§ Records from a data collection:
——

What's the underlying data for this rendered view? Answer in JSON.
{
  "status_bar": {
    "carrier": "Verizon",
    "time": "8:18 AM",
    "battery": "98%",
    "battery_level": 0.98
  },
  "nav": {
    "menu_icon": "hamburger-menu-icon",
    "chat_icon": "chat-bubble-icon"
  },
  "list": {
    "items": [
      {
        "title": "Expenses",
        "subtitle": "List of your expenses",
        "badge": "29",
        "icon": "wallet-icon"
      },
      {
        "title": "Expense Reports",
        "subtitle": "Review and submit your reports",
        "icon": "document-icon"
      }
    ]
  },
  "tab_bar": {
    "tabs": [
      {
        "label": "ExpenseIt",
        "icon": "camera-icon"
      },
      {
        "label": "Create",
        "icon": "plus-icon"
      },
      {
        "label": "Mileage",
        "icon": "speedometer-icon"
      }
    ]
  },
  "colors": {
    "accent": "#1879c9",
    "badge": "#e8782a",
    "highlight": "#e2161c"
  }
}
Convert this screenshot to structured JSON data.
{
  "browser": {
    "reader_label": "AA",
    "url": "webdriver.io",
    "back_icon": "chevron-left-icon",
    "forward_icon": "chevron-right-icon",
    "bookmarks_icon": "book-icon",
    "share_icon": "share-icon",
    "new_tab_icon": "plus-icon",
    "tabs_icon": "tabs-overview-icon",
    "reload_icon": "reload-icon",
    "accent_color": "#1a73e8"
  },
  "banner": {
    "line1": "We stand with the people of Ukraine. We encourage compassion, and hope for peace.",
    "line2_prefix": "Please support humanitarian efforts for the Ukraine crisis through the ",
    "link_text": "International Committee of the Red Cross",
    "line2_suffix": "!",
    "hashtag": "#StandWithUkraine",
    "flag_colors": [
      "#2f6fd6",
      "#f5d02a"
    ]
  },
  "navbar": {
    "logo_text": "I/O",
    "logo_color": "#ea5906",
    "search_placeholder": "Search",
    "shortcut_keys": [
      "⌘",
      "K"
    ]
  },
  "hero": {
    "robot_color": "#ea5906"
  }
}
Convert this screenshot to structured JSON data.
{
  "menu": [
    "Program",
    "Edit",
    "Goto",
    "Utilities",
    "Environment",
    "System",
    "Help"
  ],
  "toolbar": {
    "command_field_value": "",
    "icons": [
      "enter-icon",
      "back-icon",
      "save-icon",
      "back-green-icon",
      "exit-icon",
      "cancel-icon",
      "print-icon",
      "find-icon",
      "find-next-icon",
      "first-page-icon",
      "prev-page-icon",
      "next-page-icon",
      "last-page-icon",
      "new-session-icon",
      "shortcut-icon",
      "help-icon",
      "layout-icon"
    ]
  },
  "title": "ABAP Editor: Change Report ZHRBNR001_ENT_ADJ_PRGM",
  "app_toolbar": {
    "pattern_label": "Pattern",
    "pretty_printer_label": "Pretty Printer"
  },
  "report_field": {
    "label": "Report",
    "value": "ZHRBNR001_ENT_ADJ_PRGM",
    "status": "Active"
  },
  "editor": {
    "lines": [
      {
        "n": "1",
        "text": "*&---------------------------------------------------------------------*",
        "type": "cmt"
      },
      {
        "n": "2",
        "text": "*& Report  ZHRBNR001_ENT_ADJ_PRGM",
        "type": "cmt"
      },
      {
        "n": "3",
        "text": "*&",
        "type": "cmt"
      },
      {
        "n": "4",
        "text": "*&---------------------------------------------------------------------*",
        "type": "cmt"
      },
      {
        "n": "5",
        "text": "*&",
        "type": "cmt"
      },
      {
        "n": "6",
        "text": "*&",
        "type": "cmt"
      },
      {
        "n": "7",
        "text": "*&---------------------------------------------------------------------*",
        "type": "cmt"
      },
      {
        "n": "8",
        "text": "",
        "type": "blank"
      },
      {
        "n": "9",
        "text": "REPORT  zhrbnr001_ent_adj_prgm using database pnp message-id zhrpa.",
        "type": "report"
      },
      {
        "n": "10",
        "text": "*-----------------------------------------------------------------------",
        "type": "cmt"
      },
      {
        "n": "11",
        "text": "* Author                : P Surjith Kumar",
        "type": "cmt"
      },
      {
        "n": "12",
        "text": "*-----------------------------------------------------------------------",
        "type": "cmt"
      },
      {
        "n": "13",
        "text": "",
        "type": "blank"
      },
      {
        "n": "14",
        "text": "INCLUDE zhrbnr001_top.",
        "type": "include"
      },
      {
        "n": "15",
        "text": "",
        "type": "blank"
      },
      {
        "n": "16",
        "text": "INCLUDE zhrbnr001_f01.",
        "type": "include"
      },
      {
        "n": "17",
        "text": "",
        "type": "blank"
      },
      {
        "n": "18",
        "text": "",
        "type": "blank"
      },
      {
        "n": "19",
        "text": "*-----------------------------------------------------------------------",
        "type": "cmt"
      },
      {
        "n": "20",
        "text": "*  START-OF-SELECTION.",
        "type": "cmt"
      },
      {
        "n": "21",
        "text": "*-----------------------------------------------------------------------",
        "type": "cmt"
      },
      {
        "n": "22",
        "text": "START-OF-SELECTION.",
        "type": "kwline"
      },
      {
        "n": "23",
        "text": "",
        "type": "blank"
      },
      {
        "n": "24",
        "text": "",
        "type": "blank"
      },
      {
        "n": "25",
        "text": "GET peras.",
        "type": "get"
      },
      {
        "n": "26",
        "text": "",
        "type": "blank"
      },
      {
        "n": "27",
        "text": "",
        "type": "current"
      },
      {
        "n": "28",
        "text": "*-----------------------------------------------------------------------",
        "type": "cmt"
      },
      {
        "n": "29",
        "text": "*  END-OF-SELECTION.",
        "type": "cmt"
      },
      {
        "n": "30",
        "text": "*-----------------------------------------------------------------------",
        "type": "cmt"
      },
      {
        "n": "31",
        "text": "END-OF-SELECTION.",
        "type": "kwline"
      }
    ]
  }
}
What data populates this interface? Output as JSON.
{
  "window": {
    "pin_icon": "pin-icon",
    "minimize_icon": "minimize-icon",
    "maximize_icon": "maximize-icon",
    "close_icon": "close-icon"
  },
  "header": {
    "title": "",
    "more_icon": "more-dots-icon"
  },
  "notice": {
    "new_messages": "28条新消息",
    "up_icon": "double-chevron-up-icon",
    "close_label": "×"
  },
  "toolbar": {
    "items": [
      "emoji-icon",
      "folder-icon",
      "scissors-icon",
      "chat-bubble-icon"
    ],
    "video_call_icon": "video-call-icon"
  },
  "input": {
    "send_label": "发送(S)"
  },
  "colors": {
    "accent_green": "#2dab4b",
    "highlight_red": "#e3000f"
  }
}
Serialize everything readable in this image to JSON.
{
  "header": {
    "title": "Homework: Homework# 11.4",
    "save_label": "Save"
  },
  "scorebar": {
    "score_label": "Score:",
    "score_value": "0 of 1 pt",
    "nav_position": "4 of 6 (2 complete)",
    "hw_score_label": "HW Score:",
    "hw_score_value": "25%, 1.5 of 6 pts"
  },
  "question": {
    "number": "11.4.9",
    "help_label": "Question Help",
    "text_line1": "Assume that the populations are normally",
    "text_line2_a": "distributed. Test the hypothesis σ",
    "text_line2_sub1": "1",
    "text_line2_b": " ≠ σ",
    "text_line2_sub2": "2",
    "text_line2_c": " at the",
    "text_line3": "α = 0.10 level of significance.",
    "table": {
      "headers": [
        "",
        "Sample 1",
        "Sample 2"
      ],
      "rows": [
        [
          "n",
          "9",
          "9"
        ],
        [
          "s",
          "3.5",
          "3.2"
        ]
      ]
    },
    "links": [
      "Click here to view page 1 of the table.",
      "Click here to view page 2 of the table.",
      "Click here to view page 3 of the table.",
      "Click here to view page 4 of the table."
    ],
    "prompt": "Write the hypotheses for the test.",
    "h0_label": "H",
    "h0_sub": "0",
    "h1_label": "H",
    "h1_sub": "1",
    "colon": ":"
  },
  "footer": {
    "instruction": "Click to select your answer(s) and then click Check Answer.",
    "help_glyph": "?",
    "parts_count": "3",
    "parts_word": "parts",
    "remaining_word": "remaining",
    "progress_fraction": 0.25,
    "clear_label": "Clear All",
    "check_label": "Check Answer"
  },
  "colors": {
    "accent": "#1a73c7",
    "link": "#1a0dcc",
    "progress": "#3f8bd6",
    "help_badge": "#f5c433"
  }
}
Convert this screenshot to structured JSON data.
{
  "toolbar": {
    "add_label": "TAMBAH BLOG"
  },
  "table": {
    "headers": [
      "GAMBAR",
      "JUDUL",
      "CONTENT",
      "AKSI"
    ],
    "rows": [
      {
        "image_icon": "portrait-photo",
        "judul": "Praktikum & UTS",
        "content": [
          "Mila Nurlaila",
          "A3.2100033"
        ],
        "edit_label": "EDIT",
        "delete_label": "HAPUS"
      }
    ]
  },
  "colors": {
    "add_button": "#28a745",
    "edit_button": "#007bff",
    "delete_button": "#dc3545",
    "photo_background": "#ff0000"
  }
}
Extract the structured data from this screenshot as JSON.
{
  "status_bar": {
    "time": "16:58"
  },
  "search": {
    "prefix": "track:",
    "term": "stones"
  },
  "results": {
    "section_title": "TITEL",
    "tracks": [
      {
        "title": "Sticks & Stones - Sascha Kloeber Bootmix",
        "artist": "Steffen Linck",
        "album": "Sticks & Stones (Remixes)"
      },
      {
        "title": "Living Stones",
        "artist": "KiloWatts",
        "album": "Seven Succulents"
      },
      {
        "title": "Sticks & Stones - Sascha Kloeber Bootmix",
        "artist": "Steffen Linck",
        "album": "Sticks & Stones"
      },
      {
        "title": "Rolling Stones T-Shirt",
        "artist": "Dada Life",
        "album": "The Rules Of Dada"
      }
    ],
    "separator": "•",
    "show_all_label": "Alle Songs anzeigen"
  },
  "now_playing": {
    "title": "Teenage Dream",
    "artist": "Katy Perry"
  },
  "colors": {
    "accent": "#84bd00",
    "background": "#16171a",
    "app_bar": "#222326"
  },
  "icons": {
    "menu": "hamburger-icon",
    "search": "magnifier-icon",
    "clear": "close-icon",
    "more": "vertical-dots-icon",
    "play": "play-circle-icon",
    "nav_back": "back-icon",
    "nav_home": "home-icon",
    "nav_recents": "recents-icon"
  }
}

——

§ What needs to be done: Write down only how many lines in the listing contain the word "album".

§ Answer to the task: 4